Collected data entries
──────────────────────────────

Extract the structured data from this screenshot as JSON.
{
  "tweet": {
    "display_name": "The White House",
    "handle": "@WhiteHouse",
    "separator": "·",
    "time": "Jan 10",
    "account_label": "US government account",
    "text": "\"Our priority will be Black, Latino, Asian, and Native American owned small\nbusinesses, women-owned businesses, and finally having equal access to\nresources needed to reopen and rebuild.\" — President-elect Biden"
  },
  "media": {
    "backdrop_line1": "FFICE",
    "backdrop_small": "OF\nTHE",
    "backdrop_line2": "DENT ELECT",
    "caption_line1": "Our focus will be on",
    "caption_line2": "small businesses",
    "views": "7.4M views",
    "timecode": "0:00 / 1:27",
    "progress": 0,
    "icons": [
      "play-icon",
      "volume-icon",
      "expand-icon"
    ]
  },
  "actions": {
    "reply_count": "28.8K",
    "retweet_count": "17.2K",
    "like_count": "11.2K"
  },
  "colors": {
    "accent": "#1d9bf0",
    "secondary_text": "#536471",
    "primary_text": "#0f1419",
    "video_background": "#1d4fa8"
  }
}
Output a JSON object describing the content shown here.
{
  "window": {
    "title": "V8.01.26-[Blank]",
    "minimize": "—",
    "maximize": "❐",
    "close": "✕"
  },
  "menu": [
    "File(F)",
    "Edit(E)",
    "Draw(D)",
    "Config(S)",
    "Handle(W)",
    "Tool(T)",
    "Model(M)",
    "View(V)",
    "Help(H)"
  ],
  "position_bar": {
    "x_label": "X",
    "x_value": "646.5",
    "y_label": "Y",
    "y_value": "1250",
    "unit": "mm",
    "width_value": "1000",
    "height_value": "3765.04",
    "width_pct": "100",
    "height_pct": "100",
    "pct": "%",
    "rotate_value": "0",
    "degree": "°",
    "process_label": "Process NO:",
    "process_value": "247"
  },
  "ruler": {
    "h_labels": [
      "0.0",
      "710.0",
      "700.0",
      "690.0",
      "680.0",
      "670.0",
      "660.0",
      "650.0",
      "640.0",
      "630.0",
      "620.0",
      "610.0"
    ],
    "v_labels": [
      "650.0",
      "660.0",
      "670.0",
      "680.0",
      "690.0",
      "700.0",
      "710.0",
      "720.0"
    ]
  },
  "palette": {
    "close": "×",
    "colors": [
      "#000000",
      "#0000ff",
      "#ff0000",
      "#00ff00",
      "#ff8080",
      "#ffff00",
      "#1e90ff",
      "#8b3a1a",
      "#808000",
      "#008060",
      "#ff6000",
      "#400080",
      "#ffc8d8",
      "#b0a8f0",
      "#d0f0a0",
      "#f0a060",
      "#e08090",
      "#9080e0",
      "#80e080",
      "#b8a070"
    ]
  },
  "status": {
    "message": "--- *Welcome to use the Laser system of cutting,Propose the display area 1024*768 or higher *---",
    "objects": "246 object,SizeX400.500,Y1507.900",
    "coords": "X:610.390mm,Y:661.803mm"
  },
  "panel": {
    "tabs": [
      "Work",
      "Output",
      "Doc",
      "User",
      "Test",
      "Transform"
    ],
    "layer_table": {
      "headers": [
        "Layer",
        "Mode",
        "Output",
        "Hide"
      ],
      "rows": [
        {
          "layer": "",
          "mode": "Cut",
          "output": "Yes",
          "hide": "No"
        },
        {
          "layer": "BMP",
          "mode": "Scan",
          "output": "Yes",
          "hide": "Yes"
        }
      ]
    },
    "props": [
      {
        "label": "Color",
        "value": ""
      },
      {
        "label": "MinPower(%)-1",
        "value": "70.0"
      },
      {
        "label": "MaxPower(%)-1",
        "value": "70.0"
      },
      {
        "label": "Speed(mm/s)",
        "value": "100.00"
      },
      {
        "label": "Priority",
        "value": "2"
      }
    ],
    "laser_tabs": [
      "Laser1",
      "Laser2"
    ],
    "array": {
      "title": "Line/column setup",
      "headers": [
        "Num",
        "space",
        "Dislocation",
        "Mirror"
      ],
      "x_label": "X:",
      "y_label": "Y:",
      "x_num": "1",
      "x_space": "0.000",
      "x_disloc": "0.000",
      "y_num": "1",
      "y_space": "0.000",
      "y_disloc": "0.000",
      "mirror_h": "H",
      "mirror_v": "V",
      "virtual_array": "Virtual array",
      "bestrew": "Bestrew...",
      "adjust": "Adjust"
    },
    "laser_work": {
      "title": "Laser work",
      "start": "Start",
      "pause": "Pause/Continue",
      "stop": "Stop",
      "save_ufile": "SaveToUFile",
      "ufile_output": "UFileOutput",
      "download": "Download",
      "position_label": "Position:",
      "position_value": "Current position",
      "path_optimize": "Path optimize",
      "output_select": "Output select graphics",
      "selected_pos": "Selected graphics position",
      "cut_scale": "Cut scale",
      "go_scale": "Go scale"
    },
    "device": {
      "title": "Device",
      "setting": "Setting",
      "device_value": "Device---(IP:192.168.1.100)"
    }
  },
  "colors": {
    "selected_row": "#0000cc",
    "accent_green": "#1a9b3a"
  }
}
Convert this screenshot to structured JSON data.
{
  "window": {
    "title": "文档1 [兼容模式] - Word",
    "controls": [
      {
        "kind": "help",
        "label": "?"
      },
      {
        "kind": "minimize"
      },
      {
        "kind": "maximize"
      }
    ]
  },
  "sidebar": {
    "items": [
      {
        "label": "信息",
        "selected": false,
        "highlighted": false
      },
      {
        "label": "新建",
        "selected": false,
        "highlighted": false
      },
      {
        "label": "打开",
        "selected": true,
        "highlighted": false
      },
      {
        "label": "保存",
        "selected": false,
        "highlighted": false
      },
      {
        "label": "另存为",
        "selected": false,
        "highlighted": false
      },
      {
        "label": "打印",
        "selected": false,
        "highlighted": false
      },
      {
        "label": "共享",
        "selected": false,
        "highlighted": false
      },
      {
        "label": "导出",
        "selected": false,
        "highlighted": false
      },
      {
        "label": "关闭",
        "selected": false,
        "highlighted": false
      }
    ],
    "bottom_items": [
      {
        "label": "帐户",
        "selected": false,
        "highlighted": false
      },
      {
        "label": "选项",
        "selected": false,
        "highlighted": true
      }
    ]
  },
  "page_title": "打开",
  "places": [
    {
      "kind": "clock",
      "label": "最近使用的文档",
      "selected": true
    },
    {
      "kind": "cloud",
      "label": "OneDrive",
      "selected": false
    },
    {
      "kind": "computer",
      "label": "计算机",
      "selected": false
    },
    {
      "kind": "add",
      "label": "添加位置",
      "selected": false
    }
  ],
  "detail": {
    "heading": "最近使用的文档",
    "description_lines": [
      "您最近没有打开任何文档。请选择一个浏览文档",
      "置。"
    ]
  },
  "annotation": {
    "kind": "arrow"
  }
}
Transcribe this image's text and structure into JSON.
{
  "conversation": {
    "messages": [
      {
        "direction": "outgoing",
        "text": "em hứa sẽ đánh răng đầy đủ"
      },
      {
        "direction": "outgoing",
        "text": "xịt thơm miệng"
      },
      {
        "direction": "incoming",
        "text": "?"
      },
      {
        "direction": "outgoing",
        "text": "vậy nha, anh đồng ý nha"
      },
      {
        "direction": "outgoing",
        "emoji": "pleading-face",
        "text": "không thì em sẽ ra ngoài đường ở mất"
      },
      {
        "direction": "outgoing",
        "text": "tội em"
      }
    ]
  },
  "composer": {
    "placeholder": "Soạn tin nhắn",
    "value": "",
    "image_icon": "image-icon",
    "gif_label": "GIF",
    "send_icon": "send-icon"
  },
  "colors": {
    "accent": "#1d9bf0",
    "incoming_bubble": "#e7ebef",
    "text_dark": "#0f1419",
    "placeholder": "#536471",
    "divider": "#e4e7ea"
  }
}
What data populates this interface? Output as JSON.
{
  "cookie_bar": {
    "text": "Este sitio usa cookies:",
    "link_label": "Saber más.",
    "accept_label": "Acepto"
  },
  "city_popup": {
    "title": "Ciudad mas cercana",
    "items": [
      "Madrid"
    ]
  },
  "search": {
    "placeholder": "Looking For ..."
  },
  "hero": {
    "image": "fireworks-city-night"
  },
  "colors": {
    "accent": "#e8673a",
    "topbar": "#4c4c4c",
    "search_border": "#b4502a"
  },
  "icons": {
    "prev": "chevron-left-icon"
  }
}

──────────────────────────────

Exercise prompt >> Wherever "JSON" shows up in a line, copy that line.

Solution to the problem >>
Extract the structured data from this screenshot as JSON.
Output a JSON object describing the content shown here.
Convert this screenshot to structured JSON data.
Transcribe this image's text and structure into JSON.
What data populates this interface? Output as JSON.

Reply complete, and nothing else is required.